Exercise goal: State how many lines of the entries hold the string "document", and nothing more.

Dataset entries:
* * *

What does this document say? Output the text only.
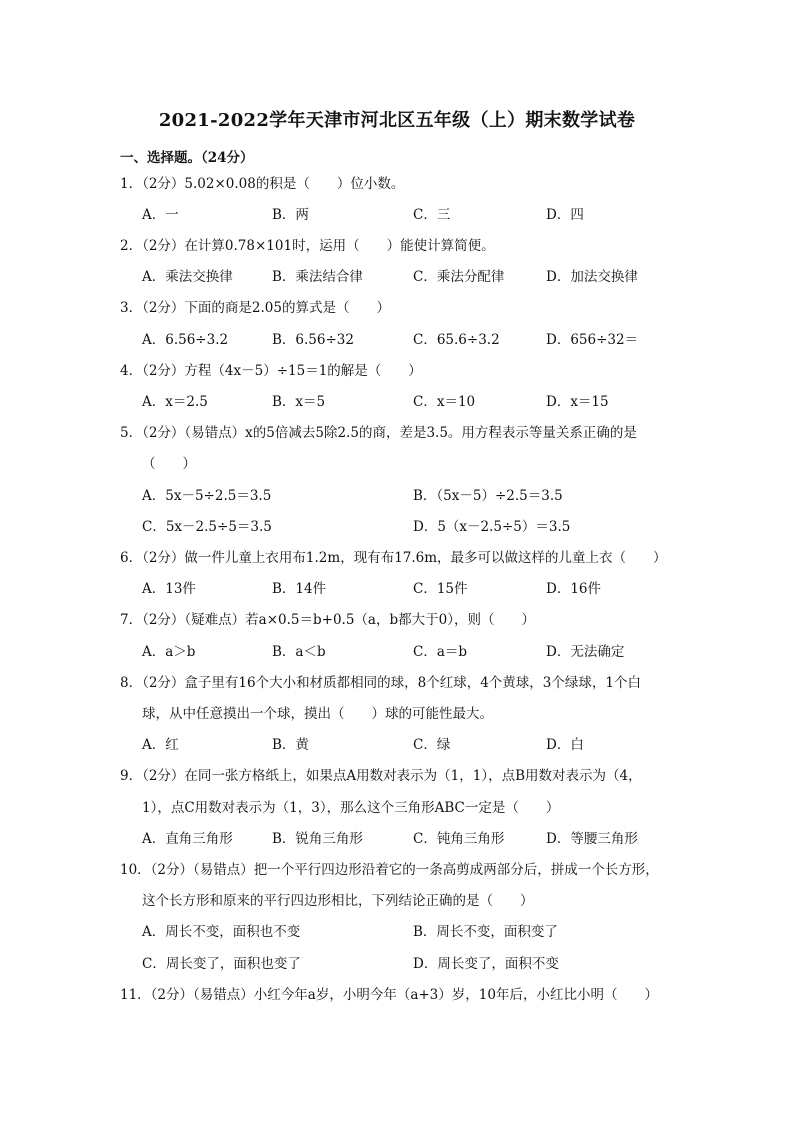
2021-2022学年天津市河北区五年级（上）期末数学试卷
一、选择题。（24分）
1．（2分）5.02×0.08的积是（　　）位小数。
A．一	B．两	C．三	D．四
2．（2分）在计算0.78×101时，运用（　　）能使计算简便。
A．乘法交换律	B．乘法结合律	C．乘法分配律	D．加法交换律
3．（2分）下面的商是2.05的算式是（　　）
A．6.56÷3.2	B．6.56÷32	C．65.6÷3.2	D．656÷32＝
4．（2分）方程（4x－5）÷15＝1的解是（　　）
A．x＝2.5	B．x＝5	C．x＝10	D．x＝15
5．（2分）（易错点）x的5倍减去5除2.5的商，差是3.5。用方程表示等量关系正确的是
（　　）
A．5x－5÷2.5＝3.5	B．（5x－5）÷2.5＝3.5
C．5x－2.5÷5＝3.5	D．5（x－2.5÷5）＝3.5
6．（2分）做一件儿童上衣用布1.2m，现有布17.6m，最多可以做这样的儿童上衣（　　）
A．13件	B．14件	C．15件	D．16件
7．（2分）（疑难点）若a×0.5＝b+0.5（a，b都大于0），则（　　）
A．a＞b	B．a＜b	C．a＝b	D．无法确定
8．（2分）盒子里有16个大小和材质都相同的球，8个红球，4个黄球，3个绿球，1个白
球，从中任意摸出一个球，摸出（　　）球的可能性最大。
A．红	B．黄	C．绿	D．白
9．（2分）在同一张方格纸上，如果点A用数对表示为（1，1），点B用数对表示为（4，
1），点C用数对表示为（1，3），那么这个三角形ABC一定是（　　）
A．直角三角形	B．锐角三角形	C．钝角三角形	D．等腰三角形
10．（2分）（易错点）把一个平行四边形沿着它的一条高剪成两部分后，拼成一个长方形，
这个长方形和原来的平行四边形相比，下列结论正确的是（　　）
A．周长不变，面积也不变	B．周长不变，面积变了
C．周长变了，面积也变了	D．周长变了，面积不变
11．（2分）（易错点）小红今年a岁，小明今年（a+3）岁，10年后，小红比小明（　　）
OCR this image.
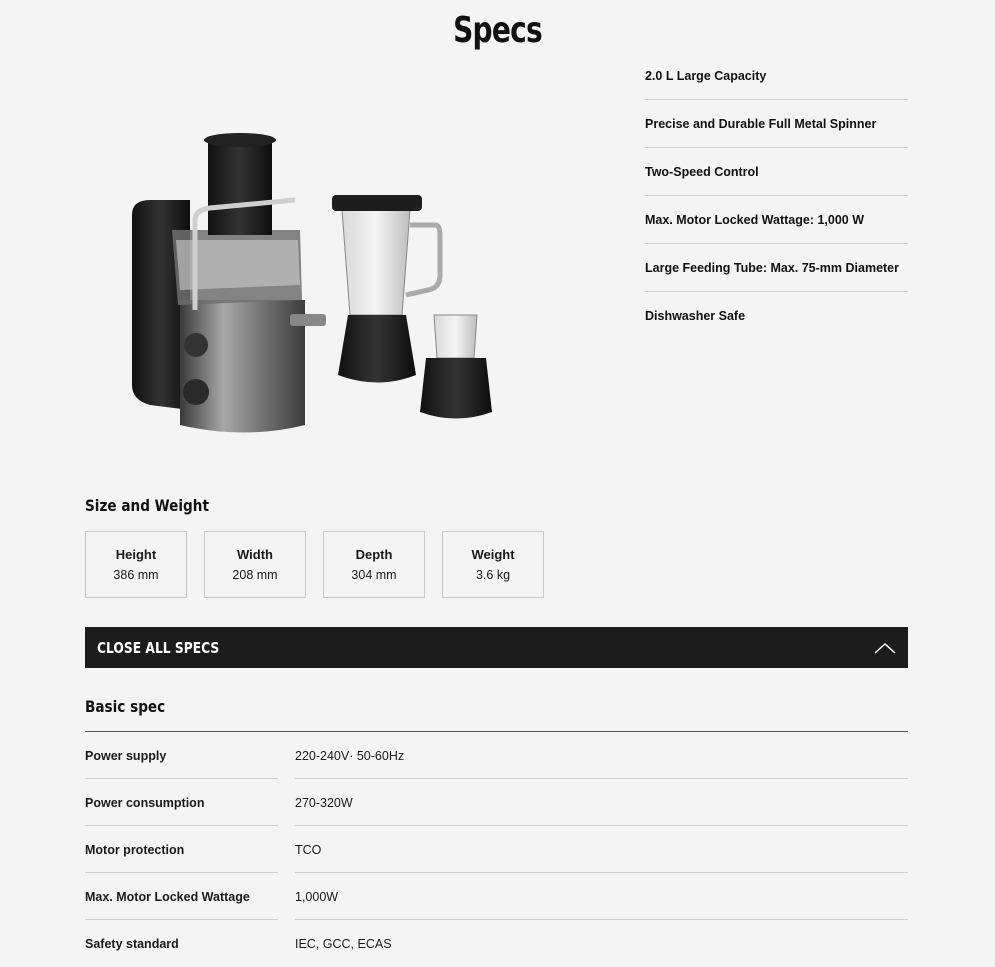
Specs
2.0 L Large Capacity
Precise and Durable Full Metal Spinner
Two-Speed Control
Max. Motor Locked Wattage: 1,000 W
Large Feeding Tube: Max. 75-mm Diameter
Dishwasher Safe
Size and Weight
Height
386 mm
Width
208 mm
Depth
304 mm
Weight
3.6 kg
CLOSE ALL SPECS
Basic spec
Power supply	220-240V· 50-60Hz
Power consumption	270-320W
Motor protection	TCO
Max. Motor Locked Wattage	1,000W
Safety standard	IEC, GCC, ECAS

* * *

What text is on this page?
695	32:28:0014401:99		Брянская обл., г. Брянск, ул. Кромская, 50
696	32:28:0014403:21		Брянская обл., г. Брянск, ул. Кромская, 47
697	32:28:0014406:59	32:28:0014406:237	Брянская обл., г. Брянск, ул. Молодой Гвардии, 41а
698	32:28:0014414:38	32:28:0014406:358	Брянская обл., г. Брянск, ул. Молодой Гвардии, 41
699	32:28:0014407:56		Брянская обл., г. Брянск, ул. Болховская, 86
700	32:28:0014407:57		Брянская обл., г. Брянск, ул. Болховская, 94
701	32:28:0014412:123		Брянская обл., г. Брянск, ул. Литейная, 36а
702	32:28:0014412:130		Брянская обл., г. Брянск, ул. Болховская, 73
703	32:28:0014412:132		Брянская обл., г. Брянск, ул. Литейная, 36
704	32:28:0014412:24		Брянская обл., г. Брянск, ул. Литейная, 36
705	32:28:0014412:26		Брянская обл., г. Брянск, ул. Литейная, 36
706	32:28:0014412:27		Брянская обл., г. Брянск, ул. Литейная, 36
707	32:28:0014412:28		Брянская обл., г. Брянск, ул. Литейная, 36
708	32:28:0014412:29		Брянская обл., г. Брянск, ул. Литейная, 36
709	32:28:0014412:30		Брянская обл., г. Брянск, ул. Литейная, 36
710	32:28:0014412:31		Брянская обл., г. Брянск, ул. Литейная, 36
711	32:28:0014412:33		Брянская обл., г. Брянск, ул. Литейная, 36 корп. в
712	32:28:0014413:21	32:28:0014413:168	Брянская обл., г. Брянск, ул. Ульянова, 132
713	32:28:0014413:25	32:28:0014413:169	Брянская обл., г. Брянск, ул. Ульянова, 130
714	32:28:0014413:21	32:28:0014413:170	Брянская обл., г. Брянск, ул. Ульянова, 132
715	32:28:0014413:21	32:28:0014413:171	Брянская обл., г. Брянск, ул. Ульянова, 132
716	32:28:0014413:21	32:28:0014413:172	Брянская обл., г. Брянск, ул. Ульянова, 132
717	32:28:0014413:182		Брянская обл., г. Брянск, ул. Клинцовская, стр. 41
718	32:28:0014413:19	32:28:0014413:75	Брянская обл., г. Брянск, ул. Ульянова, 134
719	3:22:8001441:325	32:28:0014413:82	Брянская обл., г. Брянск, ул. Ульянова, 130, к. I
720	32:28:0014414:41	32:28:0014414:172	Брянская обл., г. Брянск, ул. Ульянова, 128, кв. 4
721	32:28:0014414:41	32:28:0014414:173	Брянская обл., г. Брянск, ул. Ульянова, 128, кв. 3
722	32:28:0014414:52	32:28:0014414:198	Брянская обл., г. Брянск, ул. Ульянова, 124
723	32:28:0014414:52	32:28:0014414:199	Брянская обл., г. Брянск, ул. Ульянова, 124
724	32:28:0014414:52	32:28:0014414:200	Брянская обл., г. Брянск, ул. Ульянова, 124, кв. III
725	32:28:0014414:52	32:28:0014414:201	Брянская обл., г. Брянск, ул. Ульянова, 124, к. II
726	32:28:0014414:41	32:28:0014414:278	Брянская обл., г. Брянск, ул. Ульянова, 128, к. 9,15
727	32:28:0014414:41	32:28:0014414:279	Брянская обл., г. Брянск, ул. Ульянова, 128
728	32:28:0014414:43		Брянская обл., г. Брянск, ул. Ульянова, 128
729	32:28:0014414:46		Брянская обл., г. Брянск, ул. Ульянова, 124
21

* * *

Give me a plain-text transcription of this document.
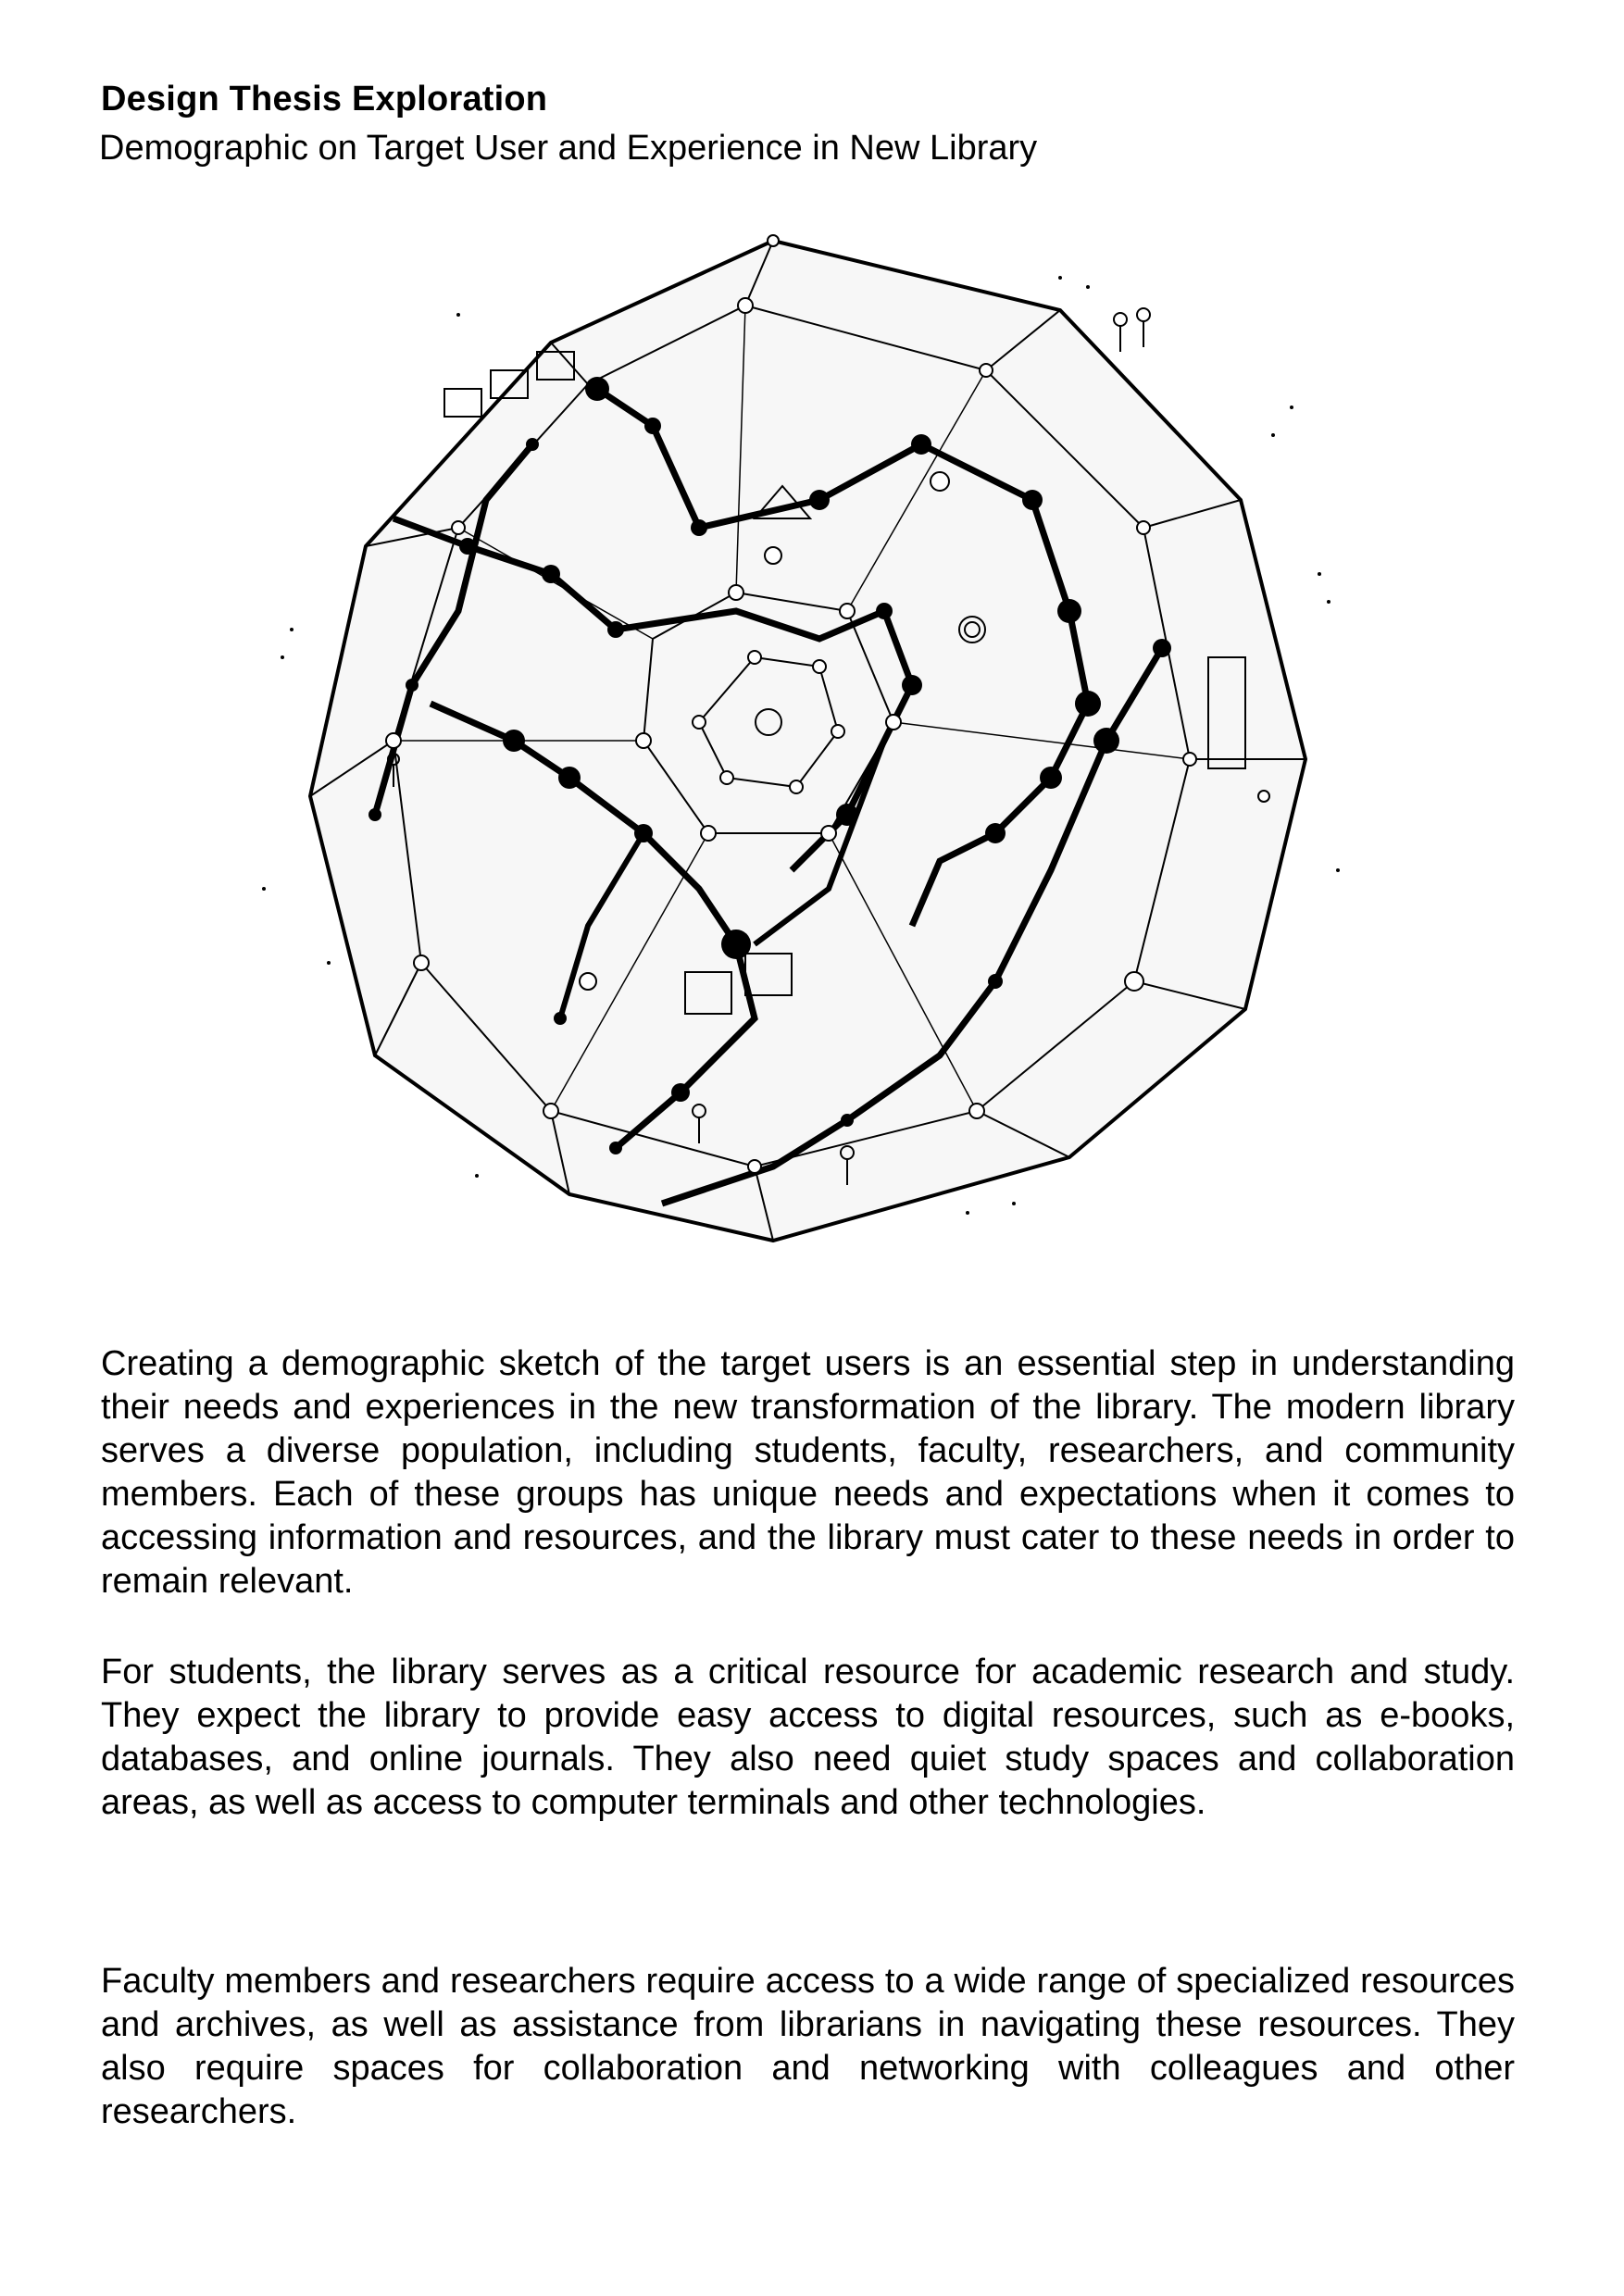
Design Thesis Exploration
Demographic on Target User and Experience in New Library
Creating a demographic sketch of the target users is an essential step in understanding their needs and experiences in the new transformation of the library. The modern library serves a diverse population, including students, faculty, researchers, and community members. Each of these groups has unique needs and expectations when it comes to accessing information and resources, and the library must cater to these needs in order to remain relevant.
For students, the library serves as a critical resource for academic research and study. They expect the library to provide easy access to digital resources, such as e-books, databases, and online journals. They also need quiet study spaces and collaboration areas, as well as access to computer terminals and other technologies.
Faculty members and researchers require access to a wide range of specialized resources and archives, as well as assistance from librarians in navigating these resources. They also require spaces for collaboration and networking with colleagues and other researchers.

* * *

Answer to the task: 2